- WRITTEN EXERCISE
Will you output all of the data below exactly, omitting the images?
# START OF DATA FOR THE TASK
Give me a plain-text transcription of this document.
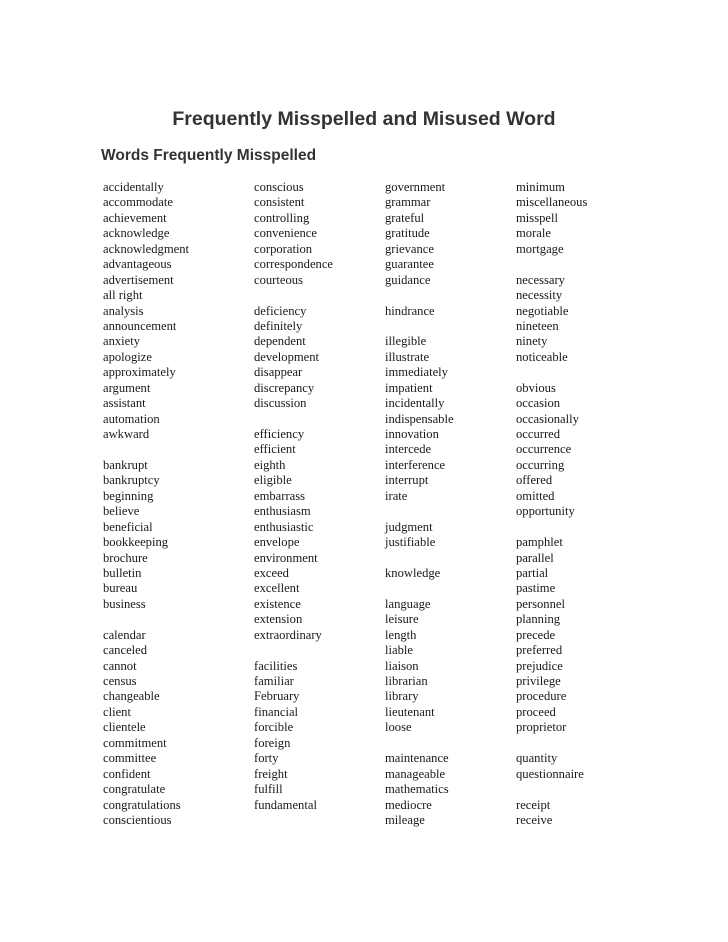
Frequently Misspelled and Misused Word
Words Frequently Misspelled
accidentally
accommodate
achievement
acknowledge
acknowledgment
advantageous
advertisement
all right
analysis
announcement
anxiety
apologize
approximately
argument
assistant
automation
awkward
bankrupt
bankruptcy
beginning
believe
beneficial
bookkeeping
brochure
bulletin
bureau
business
calendar
canceled
cannot
census
changeable
client
clientele
commitment
committee
confident
congratulate
congratulations
conscientious
conscious
consistent
controlling
convenience
corporation
correspondence
courteous
deficiency
definitely
dependent
development
disappear
discrepancy
discussion
efficiency
efficient
eighth
eligible
embarrass
enthusiasm
enthusiastic
envelope
environment
exceed
excellent
existence
extension
extraordinary
facilities
familiar
February
financial
forcible
foreign
forty
freight
fulfill
fundamental
government
grammar
grateful
gratitude
grievance
guarantee
guidance
hindrance
illegible
illustrate
immediately
impatient
incidentally
indispensable
innovation
intercede
interference
interrupt
irate
judgment
justifiable
knowledge
language
leisure
length
liable
liaison
librarian
library
lieutenant
loose
maintenance
manageable
mathematics
mediocre
mileage
minimum
miscellaneous
misspell
morale
mortgage
necessary
necessity
negotiable
nineteen
ninety
noticeable
obvious
occasion
occasionally
occurred
occurrence
occurring
offered
omitted
opportunity
pamphlet
parallel
partial
pastime
personnel
planning
precede
preferred
prejudice
privilege
procedure
proceed
proprietor
quantity
questionnaire
receipt
receive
# END OF DATA FOR THE TASK
- THE ANSWER
Give me a plain-text transcription of this document.
Frequently Misspelled and Misused Word
Words Frequently Misspelled
accidentally
accommodate
achievement
acknowledge
acknowledgment
advantageous
advertisement
all right
analysis
announcement
anxiety
apologize
approximately
argument
assistant
automation
awkward
bankrupt
bankruptcy
beginning
believe
beneficial
bookkeeping
brochure
bulletin
bureau
business
calendar
canceled
cannot
census
changeable
client
clientele
commitment
committee
confident
congratulate
congratulations
conscientious
conscious
consistent
controlling
convenience
corporation
correspondence
courteous
deficiency
definitely
dependent
development
disappear
discrepancy
discussion
efficiency
efficient
eighth
eligible
embarrass
enthusiasm
enthusiastic
envelope
environment
exceed
excellent
existence
extension
extraordinary
facilities
familiar
February
financial
forcible
foreign
forty
freight
fulfill
fundamental
government
grammar
grateful
gratitude
grievance
guarantee
guidance
hindrance
illegible
illustrate
immediately
impatient
incidentally
indispensable
innovation
intercede
interference
interrupt
irate
judgment
justifiable
knowledge
language
leisure
length
liable
liaison
librarian
library
lieutenant
loose
maintenance
manageable
mathematics
mediocre
mileage
minimum
miscellaneous
misspell
morale
mortgage
necessary
necessity
negotiable
nineteen
ninety
noticeable
obvious
occasion
occasionally
occurred
occurrence
occurring
offered
omitted
opportunity
pamphlet
parallel
partial
pastime
personnel
planning
precede
preferred
prejudice
privilege
procedure
proceed
proprietor
quantity
questionnaire
receipt
receive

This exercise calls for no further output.